** Begin Provided data **

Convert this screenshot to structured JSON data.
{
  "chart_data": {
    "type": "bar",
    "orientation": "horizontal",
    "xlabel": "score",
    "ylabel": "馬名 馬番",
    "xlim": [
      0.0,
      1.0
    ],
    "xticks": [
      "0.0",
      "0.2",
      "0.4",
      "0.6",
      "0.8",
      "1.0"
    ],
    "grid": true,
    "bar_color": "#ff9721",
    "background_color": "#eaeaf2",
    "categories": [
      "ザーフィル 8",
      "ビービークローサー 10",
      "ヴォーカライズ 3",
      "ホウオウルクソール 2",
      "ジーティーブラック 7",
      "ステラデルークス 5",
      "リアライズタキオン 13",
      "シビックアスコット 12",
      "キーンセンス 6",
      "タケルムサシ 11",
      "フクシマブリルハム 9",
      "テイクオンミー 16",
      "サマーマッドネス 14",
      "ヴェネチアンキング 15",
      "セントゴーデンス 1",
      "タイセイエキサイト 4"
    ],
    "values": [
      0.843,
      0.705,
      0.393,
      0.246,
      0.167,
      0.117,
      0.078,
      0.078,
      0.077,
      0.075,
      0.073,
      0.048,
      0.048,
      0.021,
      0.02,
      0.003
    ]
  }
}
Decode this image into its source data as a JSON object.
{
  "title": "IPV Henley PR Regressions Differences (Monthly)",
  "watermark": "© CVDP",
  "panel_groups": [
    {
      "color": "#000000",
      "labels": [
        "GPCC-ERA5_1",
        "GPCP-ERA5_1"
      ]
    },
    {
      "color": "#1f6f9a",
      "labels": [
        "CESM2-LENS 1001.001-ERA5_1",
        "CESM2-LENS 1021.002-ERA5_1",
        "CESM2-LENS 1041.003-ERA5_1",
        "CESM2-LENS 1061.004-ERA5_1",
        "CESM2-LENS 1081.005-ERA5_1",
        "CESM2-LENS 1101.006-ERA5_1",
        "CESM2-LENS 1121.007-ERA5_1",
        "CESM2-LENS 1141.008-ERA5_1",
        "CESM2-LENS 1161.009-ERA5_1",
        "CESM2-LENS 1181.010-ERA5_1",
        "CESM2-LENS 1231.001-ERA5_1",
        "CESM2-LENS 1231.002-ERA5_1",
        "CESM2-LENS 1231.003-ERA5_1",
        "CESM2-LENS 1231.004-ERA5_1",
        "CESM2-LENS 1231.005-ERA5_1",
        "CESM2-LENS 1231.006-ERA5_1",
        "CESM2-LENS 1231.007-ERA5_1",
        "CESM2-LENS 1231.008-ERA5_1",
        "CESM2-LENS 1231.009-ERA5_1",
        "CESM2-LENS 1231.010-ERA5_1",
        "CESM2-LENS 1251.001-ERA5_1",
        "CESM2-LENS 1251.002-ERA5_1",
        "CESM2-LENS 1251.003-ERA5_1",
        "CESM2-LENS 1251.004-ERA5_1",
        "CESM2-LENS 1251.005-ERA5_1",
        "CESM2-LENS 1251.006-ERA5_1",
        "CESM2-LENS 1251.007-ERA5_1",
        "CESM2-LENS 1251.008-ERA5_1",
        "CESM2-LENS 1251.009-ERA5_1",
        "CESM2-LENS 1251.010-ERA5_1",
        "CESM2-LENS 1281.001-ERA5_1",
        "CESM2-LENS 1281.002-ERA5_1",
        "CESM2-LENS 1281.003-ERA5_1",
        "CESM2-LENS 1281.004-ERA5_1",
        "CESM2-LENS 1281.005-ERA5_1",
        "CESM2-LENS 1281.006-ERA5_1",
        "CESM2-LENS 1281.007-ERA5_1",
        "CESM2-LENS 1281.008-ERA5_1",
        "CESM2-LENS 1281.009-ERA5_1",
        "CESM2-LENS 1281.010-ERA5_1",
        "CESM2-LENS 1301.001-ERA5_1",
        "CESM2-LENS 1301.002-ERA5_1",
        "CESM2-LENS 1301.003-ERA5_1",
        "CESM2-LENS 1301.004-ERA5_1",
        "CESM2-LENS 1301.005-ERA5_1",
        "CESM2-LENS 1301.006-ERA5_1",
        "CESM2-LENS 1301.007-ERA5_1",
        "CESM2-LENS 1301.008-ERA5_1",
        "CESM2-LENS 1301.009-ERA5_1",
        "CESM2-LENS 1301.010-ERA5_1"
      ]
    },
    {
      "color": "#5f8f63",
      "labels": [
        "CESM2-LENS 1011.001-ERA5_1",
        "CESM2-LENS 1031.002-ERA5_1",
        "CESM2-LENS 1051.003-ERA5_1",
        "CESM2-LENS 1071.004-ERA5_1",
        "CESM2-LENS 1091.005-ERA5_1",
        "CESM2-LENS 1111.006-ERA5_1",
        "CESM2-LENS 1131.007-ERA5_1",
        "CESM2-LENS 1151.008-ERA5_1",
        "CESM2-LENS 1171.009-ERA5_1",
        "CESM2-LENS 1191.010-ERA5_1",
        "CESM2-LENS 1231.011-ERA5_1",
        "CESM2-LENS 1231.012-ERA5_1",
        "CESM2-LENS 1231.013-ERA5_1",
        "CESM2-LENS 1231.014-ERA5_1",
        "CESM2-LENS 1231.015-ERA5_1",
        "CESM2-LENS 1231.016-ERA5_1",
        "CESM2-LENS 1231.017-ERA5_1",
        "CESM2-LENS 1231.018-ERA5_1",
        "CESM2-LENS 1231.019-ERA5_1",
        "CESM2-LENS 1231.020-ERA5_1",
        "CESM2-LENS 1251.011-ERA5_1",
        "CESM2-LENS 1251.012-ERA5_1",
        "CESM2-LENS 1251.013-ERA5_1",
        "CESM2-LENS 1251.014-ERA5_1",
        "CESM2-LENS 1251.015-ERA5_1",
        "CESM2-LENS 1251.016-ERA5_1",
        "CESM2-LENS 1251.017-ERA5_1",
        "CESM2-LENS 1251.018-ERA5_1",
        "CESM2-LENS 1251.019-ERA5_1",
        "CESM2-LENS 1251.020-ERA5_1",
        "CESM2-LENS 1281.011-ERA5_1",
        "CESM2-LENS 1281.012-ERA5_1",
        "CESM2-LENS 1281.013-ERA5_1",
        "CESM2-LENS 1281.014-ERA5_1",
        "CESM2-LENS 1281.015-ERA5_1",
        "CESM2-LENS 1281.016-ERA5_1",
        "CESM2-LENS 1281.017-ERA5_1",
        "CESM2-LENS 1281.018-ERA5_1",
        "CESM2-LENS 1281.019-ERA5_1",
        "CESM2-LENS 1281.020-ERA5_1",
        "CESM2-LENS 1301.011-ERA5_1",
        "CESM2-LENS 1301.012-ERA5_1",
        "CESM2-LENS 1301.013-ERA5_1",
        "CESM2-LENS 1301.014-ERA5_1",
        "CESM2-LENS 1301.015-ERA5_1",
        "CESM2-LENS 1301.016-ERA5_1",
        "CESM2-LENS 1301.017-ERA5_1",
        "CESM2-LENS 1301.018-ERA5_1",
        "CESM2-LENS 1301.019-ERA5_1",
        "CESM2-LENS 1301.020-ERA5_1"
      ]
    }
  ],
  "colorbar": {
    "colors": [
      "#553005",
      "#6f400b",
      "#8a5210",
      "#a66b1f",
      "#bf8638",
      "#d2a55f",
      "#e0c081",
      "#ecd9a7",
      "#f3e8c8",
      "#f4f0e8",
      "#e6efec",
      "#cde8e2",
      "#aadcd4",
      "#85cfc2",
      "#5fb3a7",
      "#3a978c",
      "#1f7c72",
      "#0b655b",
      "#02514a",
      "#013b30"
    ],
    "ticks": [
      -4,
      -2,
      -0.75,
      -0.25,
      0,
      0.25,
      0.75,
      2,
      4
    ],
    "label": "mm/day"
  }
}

** End Provided data **

-- Your instructions --
Exactly as they are written, print the entries again.

-- Result of this task --
Convert this screenshot to structured JSON data.
{
  "chart_data": {
    "type": "bar",
    "orientation": "horizontal",
    "xlabel": "score",
    "ylabel": "馬名 馬番",
    "xlim": [
      0.0,
      1.0
    ],
    "xticks": [
      "0.0",
      "0.2",
      "0.4",
      "0.6",
      "0.8",
      "1.0"
    ],
    "grid": true,
    "bar_color": "#ff9721",
    "background_color": "#eaeaf2",
    "categories": [
      "ザーフィル 8",
      "ビービークローサー 10",
      "ヴォーカライズ 3",
      "ホウオウルクソール 2",
      "ジーティーブラック 7",
      "ステラデルークス 5",
      "リアライズタキオン 13",
      "シビックアスコット 12",
      "キーンセンス 6",
      "タケルムサシ 11",
      "フクシマブリルハム 9",
      "テイクオンミー 16",
      "サマーマッドネス 14",
      "ヴェネチアンキング 15",
      "セントゴーデンス 1",
      "タイセイエキサイト 4"
    ],
    "values": [
      0.843,
      0.705,
      0.393,
      0.246,
      0.167,
      0.117,
      0.078,
      0.078,
      0.077,
      0.075,
      0.073,
      0.048,
      0.048,
      0.021,
      0.02,
      0.003
    ]
  }
}
Decode this image into its source data as a JSON object.
{
  "title": "IPV Henley PR Regressions Differences (Monthly)",
  "watermark": "© CVDP",
  "panel_groups": [
    {
      "color": "#000000",
      "labels": [
        "GPCC-ERA5_1",
        "GPCP-ERA5_1"
      ]
    },
    {
      "color": "#1f6f9a",
      "labels": [
        "CESM2-LENS 1001.001-ERA5_1",
        "CESM2-LENS 1021.002-ERA5_1",
        "CESM2-LENS 1041.003-ERA5_1",
        "CESM2-LENS 1061.004-ERA5_1",
        "CESM2-LENS 1081.005-ERA5_1",
        "CESM2-LENS 1101.006-ERA5_1",
        "CESM2-LENS 1121.007-ERA5_1",
        "CESM2-LENS 1141.008-ERA5_1",
        "CESM2-LENS 1161.009-ERA5_1",
        "CESM2-LENS 1181.010-ERA5_1",
        "CESM2-LENS 1231.001-ERA5_1",
        "CESM2-LENS 1231.002-ERA5_1",
        "CESM2-LENS 1231.003-ERA5_1",
        "CESM2-LENS 1231.004-ERA5_1",
        "CESM2-LENS 1231.005-ERA5_1",
        "CESM2-LENS 1231.006-ERA5_1",
        "CESM2-LENS 1231.007-ERA5_1",
        "CESM2-LENS 1231.008-ERA5_1",
        "CESM2-LENS 1231.009-ERA5_1",
        "CESM2-LENS 1231.010-ERA5_1",
        "CESM2-LENS 1251.001-ERA5_1",
        "CESM2-LENS 1251.002-ERA5_1",
        "CESM2-LENS 1251.003-ERA5_1",
        "CESM2-LENS 1251.004-ERA5_1",
        "CESM2-LENS 1251.005-ERA5_1",
        "CESM2-LENS 1251.006-ERA5_1",
        "CESM2-LENS 1251.007-ERA5_1",
        "CESM2-LENS 1251.008-ERA5_1",
        "CESM2-LENS 1251.009-ERA5_1",
        "CESM2-LENS 1251.010-ERA5_1",
        "CESM2-LENS 1281.001-ERA5_1",
        "CESM2-LENS 1281.002-ERA5_1",
        "CESM2-LENS 1281.003-ERA5_1",
        "CESM2-LENS 1281.004-ERA5_1",
        "CESM2-LENS 1281.005-ERA5_1",
        "CESM2-LENS 1281.006-ERA5_1",
        "CESM2-LENS 1281.007-ERA5_1",
        "CESM2-LENS 1281.008-ERA5_1",
        "CESM2-LENS 1281.009-ERA5_1",
        "CESM2-LENS 1281.010-ERA5_1",
        "CESM2-LENS 1301.001-ERA5_1",
        "CESM2-LENS 1301.002-ERA5_1",
        "CESM2-LENS 1301.003-ERA5_1",
        "CESM2-LENS 1301.004-ERA5_1",
        "CESM2-LENS 1301.005-ERA5_1",
        "CESM2-LENS 1301.006-ERA5_1",
        "CESM2-LENS 1301.007-ERA5_1",
        "CESM2-LENS 1301.008-ERA5_1",
        "CESM2-LENS 1301.009-ERA5_1",
        "CESM2-LENS 1301.010-ERA5_1"
      ]
    },
    {
      "color": "#5f8f63",
      "labels": [
        "CESM2-LENS 1011.001-ERA5_1",
        "CESM2-LENS 1031.002-ERA5_1",
        "CESM2-LENS 1051.003-ERA5_1",
        "CESM2-LENS 1071.004-ERA5_1",
        "CESM2-LENS 1091.005-ERA5_1",
        "CESM2-LENS 1111.006-ERA5_1",
        "CESM2-LENS 1131.007-ERA5_1",
        "CESM2-LENS 1151.008-ERA5_1",
        "CESM2-LENS 1171.009-ERA5_1",
        "CESM2-LENS 1191.010-ERA5_1",
        "CESM2-LENS 1231.011-ERA5_1",
        "CESM2-LENS 1231.012-ERA5_1",
        "CESM2-LENS 1231.013-ERA5_1",
        "CESM2-LENS 1231.014-ERA5_1",
        "CESM2-LENS 1231.015-ERA5_1",
        "CESM2-LENS 1231.016-ERA5_1",
        "CESM2-LENS 1231.017-ERA5_1",
        "CESM2-LENS 1231.018-ERA5_1",
        "CESM2-LENS 1231.019-ERA5_1",
        "CESM2-LENS 1231.020-ERA5_1",
        "CESM2-LENS 1251.011-ERA5_1",
        "CESM2-LENS 1251.012-ERA5_1",
        "CESM2-LENS 1251.013-ERA5_1",
        "CESM2-LENS 1251.014-ERA5_1",
        "CESM2-LENS 1251.015-ERA5_1",
        "CESM2-LENS 1251.016-ERA5_1",
        "CESM2-LENS 1251.017-ERA5_1",
        "CESM2-LENS 1251.018-ERA5_1",
        "CESM2-LENS 1251.019-ERA5_1",
        "CESM2-LENS 1251.020-ERA5_1",
        "CESM2-LENS 1281.011-ERA5_1",
        "CESM2-LENS 1281.012-ERA5_1",
        "CESM2-LENS 1281.013-ERA5_1",
        "CESM2-LENS 1281.014-ERA5_1",
        "CESM2-LENS 1281.015-ERA5_1",
        "CESM2-LENS 1281.016-ERA5_1",
        "CESM2-LENS 1281.017-ERA5_1",
        "CESM2-LENS 1281.018-ERA5_1",
        "CESM2-LENS 1281.019-ERA5_1",
        "CESM2-LENS 1281.020-ERA5_1",
        "CESM2-LENS 1301.011-ERA5_1",
        "CESM2-LENS 1301.012-ERA5_1",
        "CESM2-LENS 1301.013-ERA5_1",
        "CESM2-LENS 1301.014-ERA5_1",
        "CESM2-LENS 1301.015-ERA5_1",
        "CESM2-LENS 1301.016-ERA5_1",
        "CESM2-LENS 1301.017-ERA5_1",
        "CESM2-LENS 1301.018-ERA5_1",
        "CESM2-LENS 1301.019-ERA5_1",
        "CESM2-LENS 1301.020-ERA5_1"
      ]
    }
  ],
  "colorbar": {
    "colors": [
      "#553005",
      "#6f400b",
      "#8a5210",
      "#a66b1f",
      "#bf8638",
      "#d2a55f",
      "#e0c081",
      "#ecd9a7",
      "#f3e8c8",
      "#f4f0e8",
      "#e6efec",
      "#cde8e2",
      "#aadcd4",
      "#85cfc2",
      "#5fb3a7",
      "#3a978c",
      "#1f7c72",
      "#0b655b",
      "#02514a",
      "#013b30"
    ],
    "ticks": [
      -4,
      -2,
      -0.75,
      -0.25,
      0,
      0.25,
      0.75,
      2,
      4
    ],
    "label": "mm/day"
  }
}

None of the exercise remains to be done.